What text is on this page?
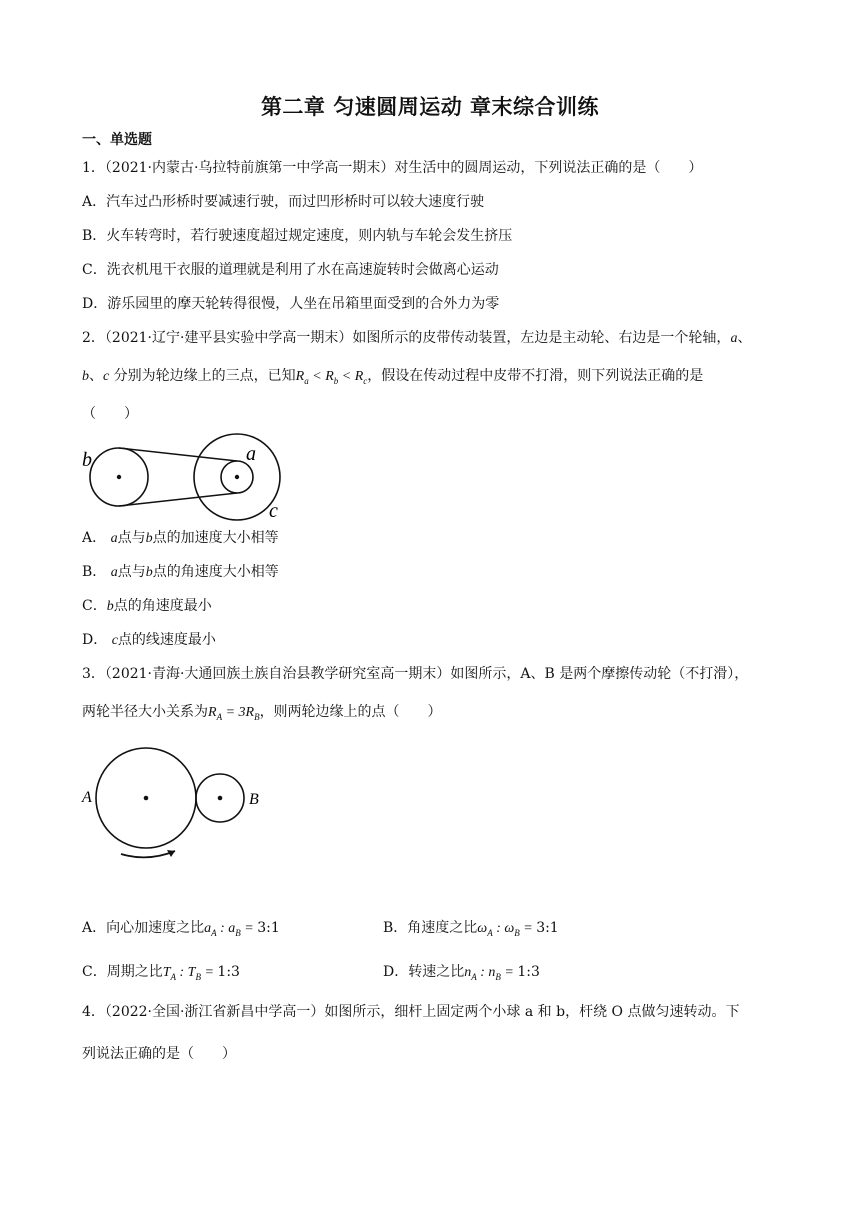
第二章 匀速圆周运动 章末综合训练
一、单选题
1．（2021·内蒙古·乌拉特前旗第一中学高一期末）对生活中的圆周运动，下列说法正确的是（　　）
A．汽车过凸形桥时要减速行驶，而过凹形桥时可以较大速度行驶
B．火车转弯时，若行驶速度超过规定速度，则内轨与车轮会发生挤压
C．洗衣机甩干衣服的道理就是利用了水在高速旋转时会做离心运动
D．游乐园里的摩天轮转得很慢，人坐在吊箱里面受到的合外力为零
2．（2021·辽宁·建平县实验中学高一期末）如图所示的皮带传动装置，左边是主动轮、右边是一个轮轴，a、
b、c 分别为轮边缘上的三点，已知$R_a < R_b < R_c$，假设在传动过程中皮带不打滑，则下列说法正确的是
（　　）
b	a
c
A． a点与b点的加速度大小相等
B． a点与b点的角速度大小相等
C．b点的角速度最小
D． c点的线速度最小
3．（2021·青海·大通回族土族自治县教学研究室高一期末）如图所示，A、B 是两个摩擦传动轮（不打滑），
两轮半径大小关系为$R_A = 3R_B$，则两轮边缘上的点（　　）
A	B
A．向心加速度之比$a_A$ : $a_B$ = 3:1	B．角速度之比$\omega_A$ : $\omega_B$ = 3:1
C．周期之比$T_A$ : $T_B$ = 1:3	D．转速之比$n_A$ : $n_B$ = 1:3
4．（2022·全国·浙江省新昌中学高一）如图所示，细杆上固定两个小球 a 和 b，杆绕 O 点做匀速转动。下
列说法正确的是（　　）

▶ **CHALLENGE**:
Pictures don't belong in the copy. Transcribe every record exactly as it appears.

▶ **PROBLEM SOLUTION**:
What text is on this page?
第二章 匀速圆周运动 章末综合训练
一、单选题
1．（2021·内蒙古·乌拉特前旗第一中学高一期末）对生活中的圆周运动，下列说法正确的是（　　）
A．汽车过凸形桥时要减速行驶，而过凹形桥时可以较大速度行驶
B．火车转弯时，若行驶速度超过规定速度，则内轨与车轮会发生挤压
C．洗衣机甩干衣服的道理就是利用了水在高速旋转时会做离心运动
D．游乐园里的摩天轮转得很慢，人坐在吊箱里面受到的合外力为零
2．（2021·辽宁·建平县实验中学高一期末）如图所示的皮带传动装置，左边是主动轮、右边是一个轮轴，a、
b、c 分别为轮边缘上的三点，已知$R_a < R_b < R_c$，假设在传动过程中皮带不打滑，则下列说法正确的是
（　　）
b	a
c
A． a点与b点的加速度大小相等
B． a点与b点的角速度大小相等
C．b点的角速度最小
D． c点的线速度最小
3．（2021·青海·大通回族土族自治县教学研究室高一期末）如图所示，A、B 是两个摩擦传动轮（不打滑），
两轮半径大小关系为$R_A = 3R_B$，则两轮边缘上的点（　　）
A	B
A．向心加速度之比$a_A$ : $a_B$ = 3:1	B．角速度之比$\omega_A$ : $\omega_B$ = 3:1
C．周期之比$T_A$ : $T_B$ = 1:3	D．转速之比$n_A$ : $n_B$ = 1:3
4．（2022·全国·浙江省新昌中学高一）如图所示，细杆上固定两个小球 a 和 b，杆绕 O 点做匀速转动。下
列说法正确的是（　　）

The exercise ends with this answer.